● **What the task asks**
Track down each line that has the word "如需改动" and copy it.

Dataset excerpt

┄┄┄┄┄┄┄┄┄┄┄┄┄┄┄┄┄┄┄┄

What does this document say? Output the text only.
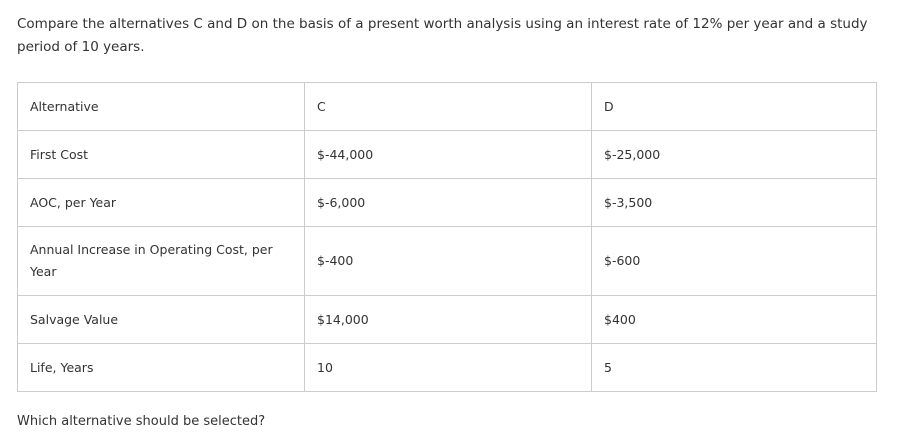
Compare the alternatives C and D on the basis of a present worth analysis using an interest rate of 12% per year and a study period of 10 years.

Alternative	C	D
First Cost	$-44,000	$-25,000
AOC, per Year	$-6,000	$-3,500
Annual Increase in Operating Cost, per Year	$-400	$-600
Salvage Value	$14,000	$400
Life, Years	10	5

Which alternative should be selected?
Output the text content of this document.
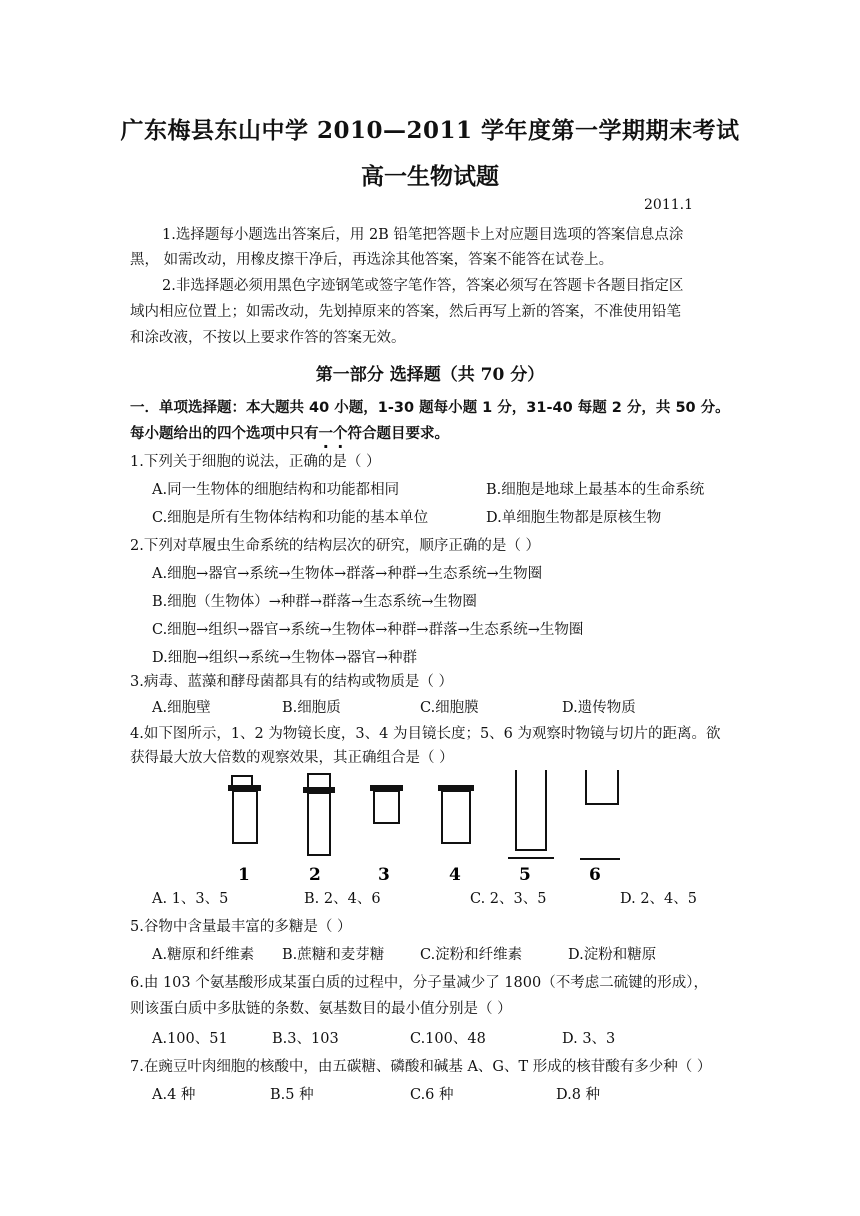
广东梅县东山中学 2010—2011 学年度第一学期期末考试
高一生物试题
2011.1
1.选择题每小题选出答案后，用 2B 铅笔把答题卡上对应题目选项的答案信息点涂
黑， 如需改动，用橡皮擦干净后，再选涂其他答案，答案不能答在试卷上。
2.非选择题必须用黑色字迹钢笔或签字笔作答，答案必须写在答题卡各题目指定区
域内相应位置上；如需改动，先划掉原来的答案，然后再写上新的答案，不准使用铅笔
和涂改液，不按以上要求作答的答案无效。
第一部分 选择题（共 70 分）
一．单项选择题：本大题共 40 小题，1-30 题每小题 1 分，31-40 每题 2 分，共 50 分。
每小题给出的四个选项中只有一个符合题目要求。
1.下列关于细胞的说法，正确的是（ ）
A.同一生物体的细胞结构和功能都相同	B.细胞是地球上最基本的生命系统
C.细胞是所有生物体结构和功能的基本单位	D.单细胞生物都是原核生物
2.下列对草履虫生命系统的结构层次的研究，顺序正确的是（ ）
A.细胞→器官→系统→生物体→群落→种群→生态系统→生物圈
B.细胞（生物体）→种群→群落→生态系统→生物圈
C.细胞→组织→器官→系统→生物体→种群→群落→生态系统→生物圈
D.细胞→组织→系统→生物体→器官→种群
3.病毒、蓝藻和酵母菌都具有的结构或物质是（ ）
A.细胞壁	B.细胞质	C.细胞膜	D.遗传物质
4.如下图所示，1、2 为物镜长度，3、4 为目镜长度；5、6 为观察时物镜与切片的距离。欲
获得最大放大倍数的观察效果，其正确组合是（ ）
1	2	3	4	5	6
A. 1、3、5	B. 2、4、6	C. 2、3、5	D. 2、4、5
5.谷物中含量最丰富的多糖是（ ）
A.糖原和纤维素 B.蔗糖和麦芽糖 C.淀粉和纤维素	D.淀粉和糖原
6.由 103 个氨基酸形成某蛋白质的过程中，分子量减少了 1800（不考虑二硫键的形成），
则该蛋白质中多肽链的条数、氨基数目的最小值分别是（ ）
A.100、51	B.3、103	C.100、48	D. 3、3
7.在豌豆叶肉细胞的核酸中，由五碳糖、磷酸和碱基 A、G、T 形成的核苷酸有多少种（ ）
A.4 种	B.5 种	C.6 种	D.8 种
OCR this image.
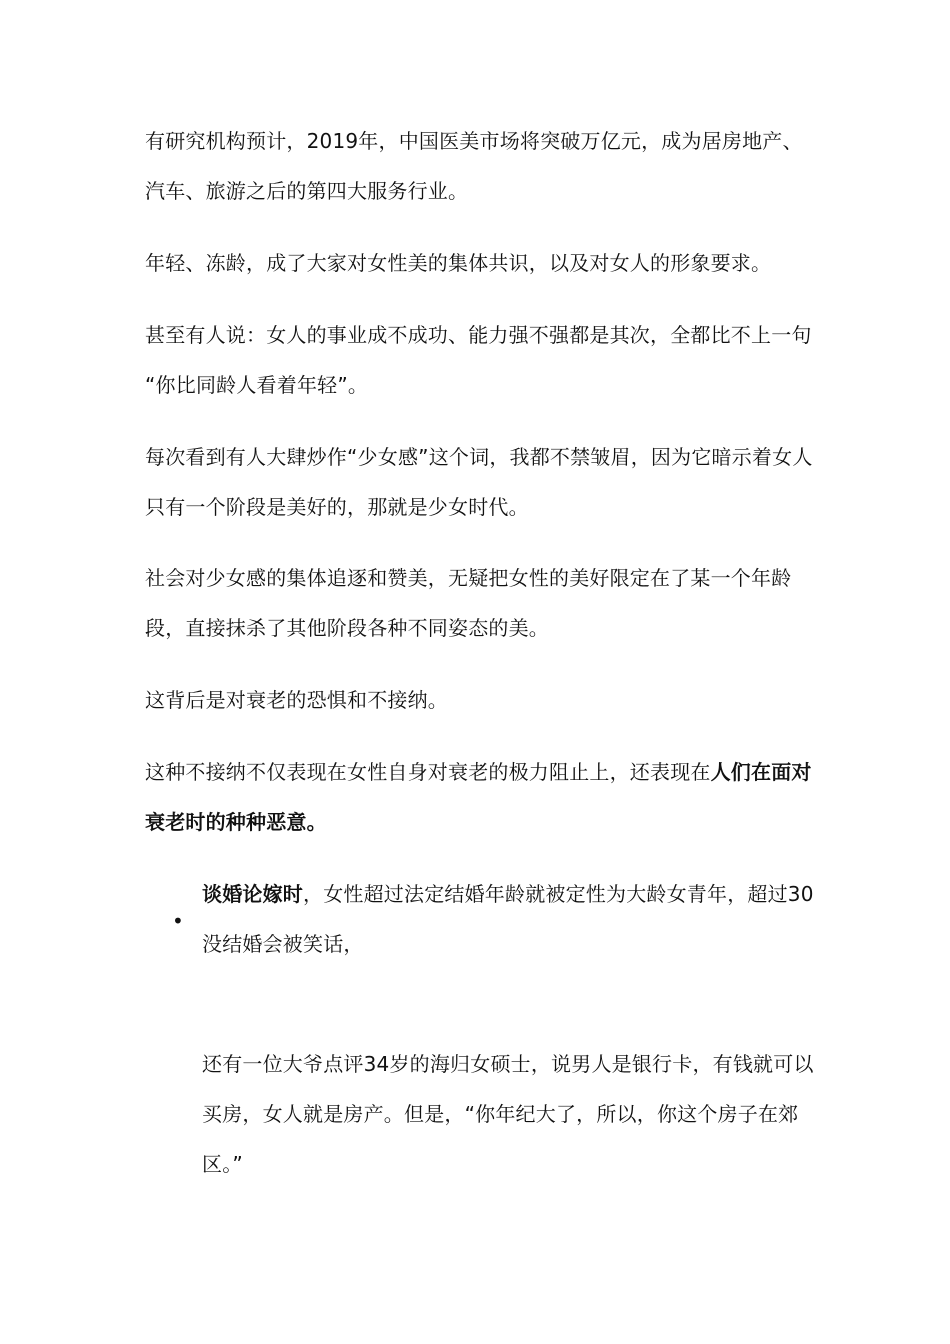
有研究机构预计，2019年，中国医美市场将突破万亿元，成为居房地产、汽车、旅游之后的第四大服务行业。

年轻、冻龄，成了大家对女性美的集体共识，以及对女人的形象要求。

甚至有人说：女人的事业成不成功、能力强不强都是其次，全都比不上一句 “你比同龄人看着年轻”。

每次看到有人大肆炒作“少女感”这个词，我都不禁皱眉，因为它暗示着女人只有一个阶段是美好的，那就是少女时代。

社会对少女感的集体追逐和赞美，无疑把女性的美好限定在了某一个年龄段，直接抹杀了其他阶段各种不同姿态的美。

这背后是对衰老的恐惧和不接纳。

这种不接纳不仅表现在女性自身对衰老的极力阻止上，还表现在人们在面对衰老时的种种恶意。

•

谈婚论嫁时，女性超过法定结婚年龄就被定性为大龄女青年，超过30没结婚会被笑话，

还有一位大爷点评34岁的海归女硕士，说男人是银行卡，有钱就可以买房，女人就是房产。但是，“你年纪大了，所以，你这个房子在郊区。”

┄┄┄┄┄┄┄┄┄┄┄┄┄┄┄┄┄┄┄┄

● **Result of this task**
黑， 如需改动，用橡皮擦干净后，再选涂其他答案，答案不能答在试卷上。
域内相应位置上；如需改动，先划掉原来的答案，然后再写上新的答案，不准使用铅笔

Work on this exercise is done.